*Prompt*:
Look at the entries below and reproduce them exactly.

*Input data*:
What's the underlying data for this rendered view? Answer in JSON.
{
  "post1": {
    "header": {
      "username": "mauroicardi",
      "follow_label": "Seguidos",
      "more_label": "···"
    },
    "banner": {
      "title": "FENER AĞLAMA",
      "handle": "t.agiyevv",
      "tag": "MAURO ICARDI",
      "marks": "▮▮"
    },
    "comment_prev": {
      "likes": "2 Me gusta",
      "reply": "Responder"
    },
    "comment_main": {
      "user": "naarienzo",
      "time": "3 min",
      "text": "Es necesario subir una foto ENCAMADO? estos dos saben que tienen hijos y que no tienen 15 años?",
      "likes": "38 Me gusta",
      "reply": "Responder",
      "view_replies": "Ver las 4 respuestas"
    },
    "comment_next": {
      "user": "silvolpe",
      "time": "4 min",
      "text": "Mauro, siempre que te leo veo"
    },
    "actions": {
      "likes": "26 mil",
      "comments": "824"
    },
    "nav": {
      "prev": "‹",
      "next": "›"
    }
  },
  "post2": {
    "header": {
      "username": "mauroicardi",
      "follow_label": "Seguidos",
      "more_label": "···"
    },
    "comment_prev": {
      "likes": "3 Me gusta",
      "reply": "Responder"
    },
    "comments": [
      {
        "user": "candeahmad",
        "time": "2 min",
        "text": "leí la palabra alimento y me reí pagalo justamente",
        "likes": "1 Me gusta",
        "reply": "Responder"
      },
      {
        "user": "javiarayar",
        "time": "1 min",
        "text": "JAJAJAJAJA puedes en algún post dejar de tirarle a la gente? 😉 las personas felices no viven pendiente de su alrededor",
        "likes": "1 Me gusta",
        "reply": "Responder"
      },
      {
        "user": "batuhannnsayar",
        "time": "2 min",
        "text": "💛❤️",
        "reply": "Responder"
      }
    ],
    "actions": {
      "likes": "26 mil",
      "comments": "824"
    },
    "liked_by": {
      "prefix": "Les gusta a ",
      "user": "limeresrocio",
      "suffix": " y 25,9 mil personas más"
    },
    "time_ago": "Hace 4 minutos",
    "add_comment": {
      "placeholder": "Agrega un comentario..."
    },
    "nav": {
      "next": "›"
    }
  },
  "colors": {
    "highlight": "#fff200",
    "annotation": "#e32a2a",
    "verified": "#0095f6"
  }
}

*The answer*:
What's the underlying data for this rendered view? Answer in JSON.
{
  "post1": {
    "header": {
      "username": "mauroicardi",
      "follow_label": "Seguidos",
      "more_label": "···"
    },
    "banner": {
      "title": "FENER AĞLAMA",
      "handle": "t.agiyevv",
      "tag": "MAURO ICARDI",
      "marks": "▮▮"
    },
    "comment_prev": {
      "likes": "2 Me gusta",
      "reply": "Responder"
    },
    "comment_main": {
      "user": "naarienzo",
      "time": "3 min",
      "text": "Es necesario subir una foto ENCAMADO? estos dos saben que tienen hijos y que no tienen 15 años?",
      "likes": "38 Me gusta",
      "reply": "Responder",
      "view_replies": "Ver las 4 respuestas"
    },
    "comment_next": {
      "user": "silvolpe",
      "time": "4 min",
      "text": "Mauro, siempre que te leo veo"
    },
    "actions": {
      "likes": "26 mil",
      "comments": "824"
    },
    "nav": {
      "prev": "‹",
      "next": "›"
    }
  },
  "post2": {
    "header": {
      "username": "mauroicardi",
      "follow_label": "Seguidos",
      "more_label": "···"
    },
    "comment_prev": {
      "likes": "3 Me gusta",
      "reply": "Responder"
    },
    "comments": [
      {
        "user": "candeahmad",
        "time": "2 min",
        "text": "leí la palabra alimento y me reí pagalo justamente",
        "likes": "1 Me gusta",
        "reply": "Responder"
      },
      {
        "user": "javiarayar",
        "time": "1 min",
        "text": "JAJAJAJAJA puedes en algún post dejar de tirarle a la gente? 😉 las personas felices no viven pendiente de su alrededor",
        "likes": "1 Me gusta",
        "reply": "Responder"
      },
      {
        "user": "batuhannnsayar",
        "time": "2 min",
        "text": "💛❤️",
        "reply": "Responder"
      }
    ],
    "actions": {
      "likes": "26 mil",
      "comments": "824"
    },
    "liked_by": {
      "prefix": "Les gusta a ",
      "user": "limeresrocio",
      "suffix": " y 25,9 mil personas más"
    },
    "time_ago": "Hace 4 minutos",
    "add_comment": {
      "placeholder": "Agrega un comentario..."
    },
    "nav": {
      "next": "›"
    }
  },
  "colors": {
    "highlight": "#fff200",
    "annotation": "#e32a2a",
    "verified": "#0095f6"
  }
}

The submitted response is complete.